What you should do = Reproduce each line of the material exactly, minus any picture.

Record extracts =
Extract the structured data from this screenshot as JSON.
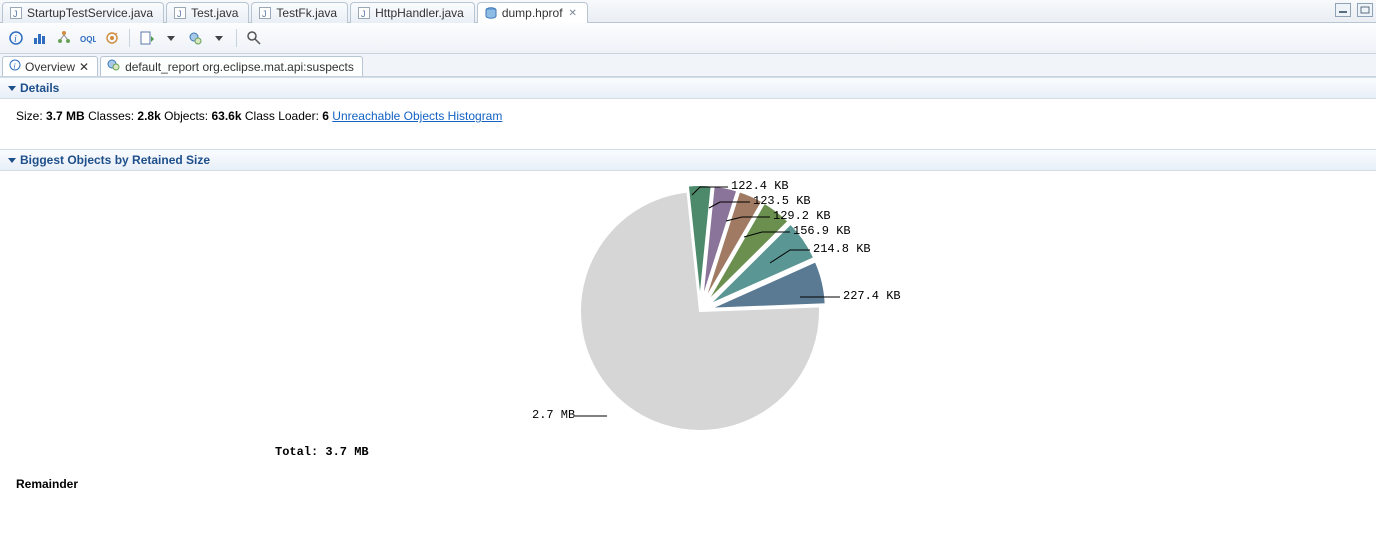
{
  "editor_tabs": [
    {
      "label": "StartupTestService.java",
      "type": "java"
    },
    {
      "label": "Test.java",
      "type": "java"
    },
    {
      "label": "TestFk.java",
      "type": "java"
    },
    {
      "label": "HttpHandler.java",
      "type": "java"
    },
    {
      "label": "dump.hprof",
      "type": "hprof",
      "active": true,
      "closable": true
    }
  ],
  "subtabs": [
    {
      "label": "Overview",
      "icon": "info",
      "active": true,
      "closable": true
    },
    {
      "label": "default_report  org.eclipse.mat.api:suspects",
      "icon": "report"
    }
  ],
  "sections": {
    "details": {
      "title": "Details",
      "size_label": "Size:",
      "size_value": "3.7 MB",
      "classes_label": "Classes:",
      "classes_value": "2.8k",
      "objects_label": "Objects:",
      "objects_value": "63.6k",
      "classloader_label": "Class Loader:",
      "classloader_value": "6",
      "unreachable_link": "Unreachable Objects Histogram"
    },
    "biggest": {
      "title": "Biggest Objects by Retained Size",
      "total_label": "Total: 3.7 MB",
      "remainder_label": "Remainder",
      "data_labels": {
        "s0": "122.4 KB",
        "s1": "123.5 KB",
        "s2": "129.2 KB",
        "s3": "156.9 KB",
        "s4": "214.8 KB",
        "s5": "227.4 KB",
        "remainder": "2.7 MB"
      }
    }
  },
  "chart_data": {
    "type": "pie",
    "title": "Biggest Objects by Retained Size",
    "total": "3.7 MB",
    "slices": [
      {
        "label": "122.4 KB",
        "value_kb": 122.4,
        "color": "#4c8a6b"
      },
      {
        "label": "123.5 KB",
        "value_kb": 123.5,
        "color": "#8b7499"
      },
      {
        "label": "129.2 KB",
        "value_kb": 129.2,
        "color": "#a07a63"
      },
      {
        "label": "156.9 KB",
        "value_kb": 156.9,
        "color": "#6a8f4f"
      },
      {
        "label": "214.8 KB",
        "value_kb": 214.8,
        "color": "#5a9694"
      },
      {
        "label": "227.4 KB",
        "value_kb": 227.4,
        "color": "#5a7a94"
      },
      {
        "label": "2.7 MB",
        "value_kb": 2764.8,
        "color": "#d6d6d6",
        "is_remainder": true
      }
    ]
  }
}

Full output =
Extract the structured data from this screenshot as JSON.
{
  "editor_tabs": [
    {
      "label": "StartupTestService.java",
      "type": "java"
    },
    {
      "label": "Test.java",
      "type": "java"
    },
    {
      "label": "TestFk.java",
      "type": "java"
    },
    {
      "label": "HttpHandler.java",
      "type": "java"
    },
    {
      "label": "dump.hprof",
      "type": "hprof",
      "active": true,
      "closable": true
    }
  ],
  "subtabs": [
    {
      "label": "Overview",
      "icon": "info",
      "active": true,
      "closable": true
    },
    {
      "label": "default_report  org.eclipse.mat.api:suspects",
      "icon": "report"
    }
  ],
  "sections": {
    "details": {
      "title": "Details",
      "size_label": "Size:",
      "size_value": "3.7 MB",
      "classes_label": "Classes:",
      "classes_value": "2.8k",
      "objects_label": "Objects:",
      "objects_value": "63.6k",
      "classloader_label": "Class Loader:",
      "classloader_value": "6",
      "unreachable_link": "Unreachable Objects Histogram"
    },
    "biggest": {
      "title": "Biggest Objects by Retained Size",
      "total_label": "Total: 3.7 MB",
      "remainder_label": "Remainder",
      "data_labels": {
        "s0": "122.4 KB",
        "s1": "123.5 KB",
        "s2": "129.2 KB",
        "s3": "156.9 KB",
        "s4": "214.8 KB",
        "s5": "227.4 KB",
        "remainder": "2.7 MB"
      }
    }
  },
  "chart_data": {
    "type": "pie",
    "title": "Biggest Objects by Retained Size",
    "total": "3.7 MB",
    "slices": [
      {
        "label": "122.4 KB",
        "value_kb": 122.4,
        "color": "#4c8a6b"
      },
      {
        "label": "123.5 KB",
        "value_kb": 123.5,
        "color": "#8b7499"
      },
      {
        "label": "129.2 KB",
        "value_kb": 129.2,
        "color": "#a07a63"
      },
      {
        "label": "156.9 KB",
        "value_kb": 156.9,
        "color": "#6a8f4f"
      },
      {
        "label": "214.8 KB",
        "value_kb": 214.8,
        "color": "#5a9694"
      },
      {
        "label": "227.4 KB",
        "value_kb": 227.4,
        "color": "#5a7a94"
      },
      {
        "label": "2.7 MB",
        "value_kb": 2764.8,
        "color": "#d6d6d6",
        "is_remainder": true
      }
    ]
  }
}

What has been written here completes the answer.